▸ **TO DO**
Copy out all of the material exactly.

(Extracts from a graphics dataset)
* * * *

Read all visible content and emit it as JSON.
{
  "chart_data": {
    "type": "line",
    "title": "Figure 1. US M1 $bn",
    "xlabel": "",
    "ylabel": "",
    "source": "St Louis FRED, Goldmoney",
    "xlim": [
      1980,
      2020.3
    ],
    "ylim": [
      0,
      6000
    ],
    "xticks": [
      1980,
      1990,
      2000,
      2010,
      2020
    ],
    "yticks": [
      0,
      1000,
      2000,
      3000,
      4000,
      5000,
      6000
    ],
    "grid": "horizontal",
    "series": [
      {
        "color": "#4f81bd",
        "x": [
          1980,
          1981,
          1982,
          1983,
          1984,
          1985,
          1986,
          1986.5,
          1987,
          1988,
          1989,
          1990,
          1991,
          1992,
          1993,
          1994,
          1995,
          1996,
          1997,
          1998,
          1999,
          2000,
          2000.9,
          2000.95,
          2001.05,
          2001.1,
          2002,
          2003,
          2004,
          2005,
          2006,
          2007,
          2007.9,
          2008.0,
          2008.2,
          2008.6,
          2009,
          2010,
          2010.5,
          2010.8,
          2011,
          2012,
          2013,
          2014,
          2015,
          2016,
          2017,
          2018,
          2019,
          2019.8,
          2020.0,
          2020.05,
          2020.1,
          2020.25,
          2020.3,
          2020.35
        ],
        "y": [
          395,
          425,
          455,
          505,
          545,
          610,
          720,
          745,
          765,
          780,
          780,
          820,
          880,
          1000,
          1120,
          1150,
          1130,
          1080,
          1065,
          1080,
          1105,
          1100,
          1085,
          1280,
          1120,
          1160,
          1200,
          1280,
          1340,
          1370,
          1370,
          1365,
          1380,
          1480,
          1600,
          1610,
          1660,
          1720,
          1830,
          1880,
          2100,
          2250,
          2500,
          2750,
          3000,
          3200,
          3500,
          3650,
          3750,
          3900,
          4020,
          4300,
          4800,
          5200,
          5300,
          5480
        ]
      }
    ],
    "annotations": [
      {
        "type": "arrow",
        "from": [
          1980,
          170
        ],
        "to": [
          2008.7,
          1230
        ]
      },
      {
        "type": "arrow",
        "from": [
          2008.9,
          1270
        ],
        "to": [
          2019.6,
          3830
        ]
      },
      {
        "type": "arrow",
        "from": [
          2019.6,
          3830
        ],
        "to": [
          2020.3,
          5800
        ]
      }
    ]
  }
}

* * * *

▸ **WRITTEN ANSWER**
Read all visible content and emit it as JSON.
{
  "chart_data": {
    "type": "line",
    "title": "Figure 1. US M1 $bn",
    "xlabel": "",
    "ylabel": "",
    "source": "St Louis FRED, Goldmoney",
    "xlim": [
      1980,
      2020.3
    ],
    "ylim": [
      0,
      6000
    ],
    "xticks": [
      1980,
      1990,
      2000,
      2010,
      2020
    ],
    "yticks": [
      0,
      1000,
      2000,
      3000,
      4000,
      5000,
      6000
    ],
    "grid": "horizontal",
    "series": [
      {
        "color": "#4f81bd",
        "x": [
          1980,
          1981,
          1982,
          1983,
          1984,
          1985,
          1986,
          1986.5,
          1987,
          1988,
          1989,
          1990,
          1991,
          1992,
          1993,
          1994,
          1995,
          1996,
          1997,
          1998,
          1999,
          2000,
          2000.9,
          2000.95,
          2001.05,
          2001.1,
          2002,
          2003,
          2004,
          2005,
          2006,
          2007,
          2007.9,
          2008.0,
          2008.2,
          2008.6,
          2009,
          2010,
          2010.5,
          2010.8,
          2011,
          2012,
          2013,
          2014,
          2015,
          2016,
          2017,
          2018,
          2019,
          2019.8,
          2020.0,
          2020.05,
          2020.1,
          2020.25,
          2020.3,
          2020.35
        ],
        "y": [
          395,
          425,
          455,
          505,
          545,
          610,
          720,
          745,
          765,
          780,
          780,
          820,
          880,
          1000,
          1120,
          1150,
          1130,
          1080,
          1065,
          1080,
          1105,
          1100,
          1085,
          1280,
          1120,
          1160,
          1200,
          1280,
          1340,
          1370,
          1370,
          1365,
          1380,
          1480,
          1600,
          1610,
          1660,
          1720,
          1830,
          1880,
          2100,
          2250,
          2500,
          2750,
          3000,
          3200,
          3500,
          3650,
          3750,
          3900,
          4020,
          4300,
          4800,
          5200,
          5300,
          5480
        ]
      }
    ],
    "annotations": [
      {
        "type": "arrow",
        "from": [
          1980,
          170
        ],
        "to": [
          2008.7,
          1230
        ]
      },
      {
        "type": "arrow",
        "from": [
          2008.9,
          1270
        ],
        "to": [
          2019.6,
          3830
        ]
      },
      {
        "type": "arrow",
        "from": [
          2019.6,
          3830
        ],
        "to": [
          2020.3,
          5800
        ]
      }
    ]
  }
}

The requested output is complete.